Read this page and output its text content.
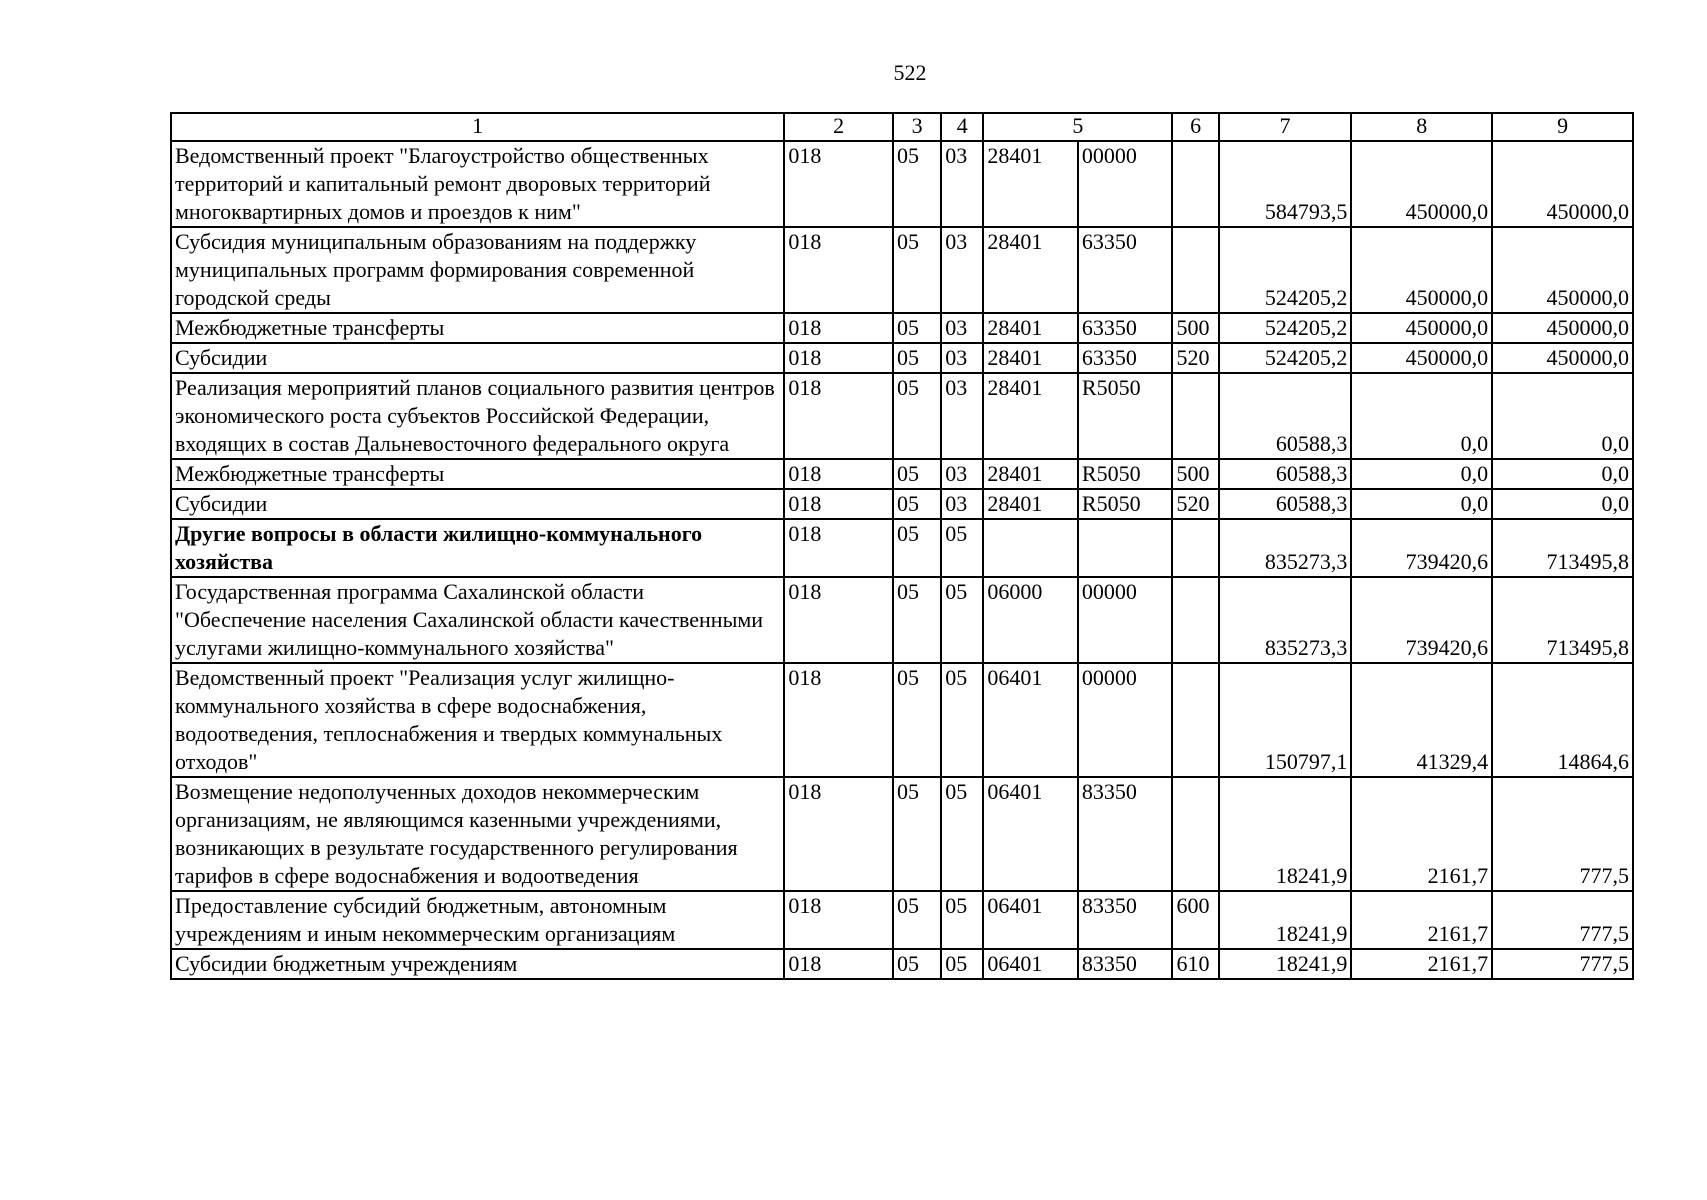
522
1	2	3	4	5		6	7	8	9
Ведомственный проект "Благоустройство общественных территорий и капитальный ремонт дворовых территорий многоквартирных домов и проездов к ним"	018	05	03	28401	00000		584793,5	450000,0	450000,0
Субсидия муниципальным образованиям на поддержку муниципальных программ формирования современной городской среды	018	05	03	28401	63350		524205,2	450000,0	450000,0
Межбюджетные трансферты	018	05	03	28401	63350	500	524205,2	450000,0	450000,0
Субсидии	018	05	03	28401	63350	520	524205,2	450000,0	450000,0
Реализация мероприятий планов социального развития центров экономического роста субъектов Российской Федерации, входящих в состав Дальневосточного федерального округа	018	05	03	28401	R5050		60588,3	0,0	0,0
Межбюджетные трансферты	018	05	03	28401	R5050	500	60588,3	0,0	0,0
Субсидии	018	05	03	28401	R5050	520	60588,3	0,0	0,0
Другие вопросы в области жилищно-коммунального хозяйства	018	05	05				835273,3	739420,6	713495,8
Государственная программа Сахалинской области "Обеспечение населения Сахалинской области качественными услугами жилищно-коммунального хозяйства"	018	05	05	06000	00000		835273,3	739420,6	713495,8
Ведомственный проект "Реализация услуг жилищно-коммунального хозяйства в сфере водоснабжения, водоотведения, теплоснабжения и твердых коммунальных отходов"	018	05	05	06401	00000		150797,1	41329,4	14864,6
Возмещение недополученных доходов некоммерческим организациям, не являющимся казенными учреждениями, возникающих в результате государственного регулирования тарифов в сфере водоснабжения и водоотведения	018	05	05	06401	83350		18241,9	2161,7	777,5
Предоставление субсидий бюджетным, автономным учреждениям и иным некоммерческим организациям	018	05	05	06401	83350	600	18241,9	2161,7	777,5
Субсидии бюджетным учреждениям	018	05	05	06401	83350	610	18241,9	2161,7	777,5
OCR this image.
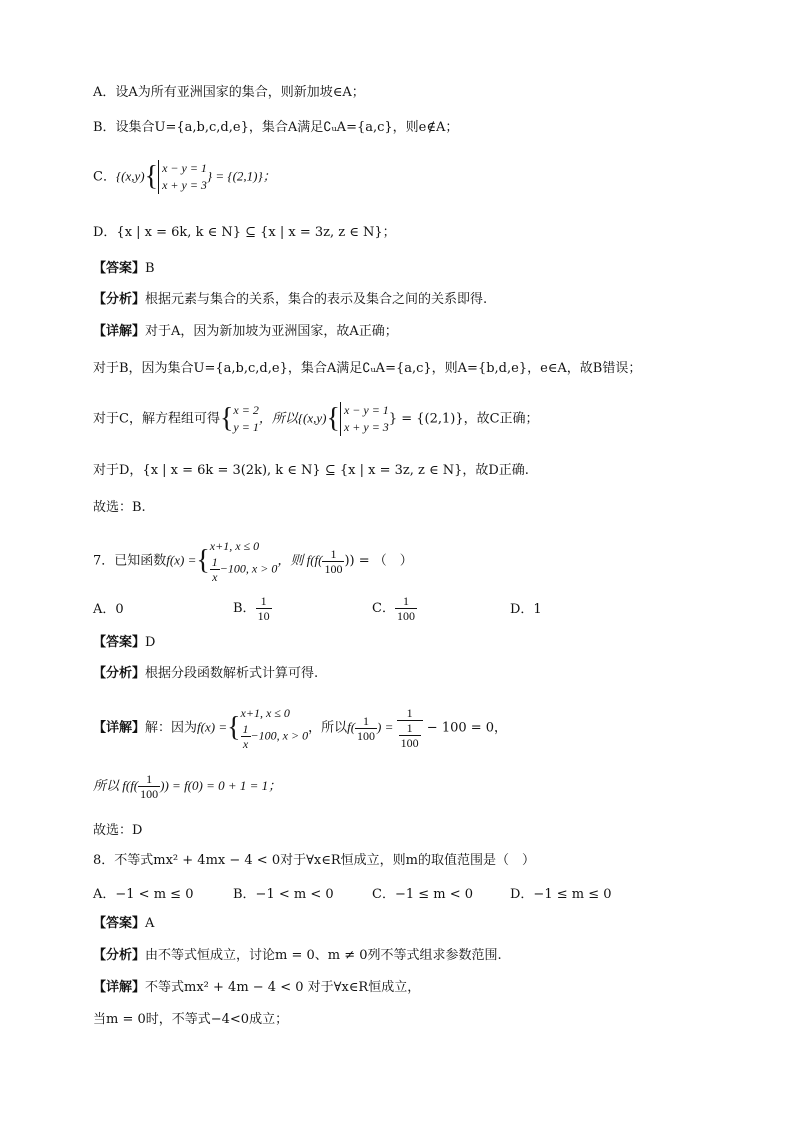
A．设A为所有亚洲国家的集合，则新加坡∈A；
B．设集合U={a,b,c,d,e}，集合A满足∁ᵤA={a,c}，则e∉A；
C．{(x,y){ x − y = 1
x + y = 3
} = {(2,1)}；
D．{x | x = 6k, k ∈ N} ⊆ {x | x = 3z, z ∈ N}；
【答案】B
【分析】根据元素与集合的关系，集合的表示及集合之间的关系即得.
【详解】对于A，因为新加坡为亚洲国家，故A正确；
对于B，因为集合U={a,b,c,d,e}，集合A满足∁ᵤA={a,c}，则A={b,d,e}，e∈A，故B错误；
对于C，解方程组可得{ x = 2
y = 1
，所以{(x,y){ x − y = 1
x + y = 3
} = {(2,1)}，故C正确；
对于D，{x | x = 6k = 3(2k), k ∈ N} ⊆ {x | x = 3z, z ∈ N}，故D正确.
故选：B.
7．已知函数f(x) ={ x+1, x ≤ 0
$\frac{1}{x} -100$, x > 0
，则 $f(f( \frac{1}{100}$ )) = （　）
A．0	B． $\frac{1}{10}$	C． $\frac{1}{100}$	D．1
【答案】D
【分析】根据分段函数解析式计算可得.
【详解】解：因为f(x) ={ x+1, x ≤ 0
$\frac{1}{x} -100$, x > 0 ，所以$f( \frac{1}{100}$ ) = $\frac{1}{\frac{1}{100}} - 100 = 0$，
所以 $f(f( \frac{1}{100}$ )) = f(0) = 0 + 1 = 1；
故选：D
8．不等式mx² + 4mx − 4 < 0对于∀x∈R恒成立，则m的取值范围是（　）
A．−1 < m ≤ 0	B．−1 < m < 0	C．−1 ≤ m < 0	D．−1 ≤ m ≤ 0
【答案】A
【分析】由不等式恒成立，讨论m = 0、m ≠ 0列不等式组求参数范围.
【详解】不等式mx² + 4m − 4 < 0 对于∀x∈R恒成立，
当m = 0时，不等式−4<0成立；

━━━━━━

*Objective*: Write the records above out again exactly, with no pictures in your copy.

*Complete answer*:
Read this page and output its text content.
522
1	2	3	4	5		6	7	8	9
Ведомственный проект "Благоустройство общественных территорий и капитальный ремонт дворовых территорий многоквартирных домов и проездов к ним"	018	05	03	28401	00000		584793,5	450000,0	450000,0
Субсидия муниципальным образованиям на поддержку муниципальных программ формирования современной городской среды	018	05	03	28401	63350		524205,2	450000,0	450000,0
Межбюджетные трансферты	018	05	03	28401	63350	500	524205,2	450000,0	450000,0
Субсидии	018	05	03	28401	63350	520	524205,2	450000,0	450000,0
Реализация мероприятий планов социального развития центров экономического роста субъектов Российской Федерации, входящих в состав Дальневосточного федерального округа	018	05	03	28401	R5050		60588,3	0,0	0,0
Межбюджетные трансферты	018	05	03	28401	R5050	500	60588,3	0,0	0,0
Субсидии	018	05	03	28401	R5050	520	60588,3	0,0	0,0
Другие вопросы в области жилищно-коммунального хозяйства	018	05	05				835273,3	739420,6	713495,8
Государственная программа Сахалинской области "Обеспечение населения Сахалинской области качественными услугами жилищно-коммунального хозяйства"	018	05	05	06000	00000		835273,3	739420,6	713495,8
Ведомственный проект "Реализация услуг жилищно-коммунального хозяйства в сфере водоснабжения, водоотведения, теплоснабжения и твердых коммунальных отходов"	018	05	05	06401	00000		150797,1	41329,4	14864,6
Возмещение недополученных доходов некоммерческим организациям, не являющимся казенными учреждениями, возникающих в результате государственного регулирования тарифов в сфере водоснабжения и водоотведения	018	05	05	06401	83350		18241,9	2161,7	777,5
Предоставление субсидий бюджетным, автономным учреждениям и иным некоммерческим организациям	018	05	05	06401	83350	600	18241,9	2161,7	777,5
Субсидии бюджетным учреждениям	018	05	05	06401	83350	610	18241,9	2161,7	777,5
OCR this image.
A．设A为所有亚洲国家的集合，则新加坡∈A；
B．设集合U={a,b,c,d,e}，集合A满足∁ᵤA={a,c}，则e∉A；
C．{(x,y){ x − y = 1
x + y = 3
} = {(2,1)}；
D．{x | x = 6k, k ∈ N} ⊆ {x | x = 3z, z ∈ N}；
【答案】B
【分析】根据元素与集合的关系，集合的表示及集合之间的关系即得.
【详解】对于A，因为新加坡为亚洲国家，故A正确；
对于B，因为集合U={a,b,c,d,e}，集合A满足∁ᵤA={a,c}，则A={b,d,e}，e∈A，故B错误；
对于C，解方程组可得{ x = 2
y = 1
，所以{(x,y){ x − y = 1
x + y = 3
} = {(2,1)}，故C正确；
对于D，{x | x = 6k = 3(2k), k ∈ N} ⊆ {x | x = 3z, z ∈ N}，故D正确.
故选：B.
7．已知函数f(x) ={ x+1, x ≤ 0
$\frac{1}{x} -100$, x > 0
，则 $f(f( \frac{1}{100}$ )) = （　）
A．0	B． $\frac{1}{10}$	C． $\frac{1}{100}$	D．1
【答案】D
【分析】根据分段函数解析式计算可得.
【详解】解：因为f(x) ={ x+1, x ≤ 0
$\frac{1}{x} -100$, x > 0 ，所以$f( \frac{1}{100}$ ) = $\frac{1}{\frac{1}{100}} - 100 = 0$，
所以 $f(f( \frac{1}{100}$ )) = f(0) = 0 + 1 = 1；
故选：D
8．不等式mx² + 4mx − 4 < 0对于∀x∈R恒成立，则m的取值范围是（　）
A．−1 < m ≤ 0	B．−1 < m < 0	C．−1 ≤ m < 0	D．−1 ≤ m ≤ 0
【答案】A
【分析】由不等式恒成立，讨论m = 0、m ≠ 0列不等式组求参数范围.
【详解】不等式mx² + 4m − 4 < 0 对于∀x∈R恒成立，
当m = 0时，不等式−4<0成立；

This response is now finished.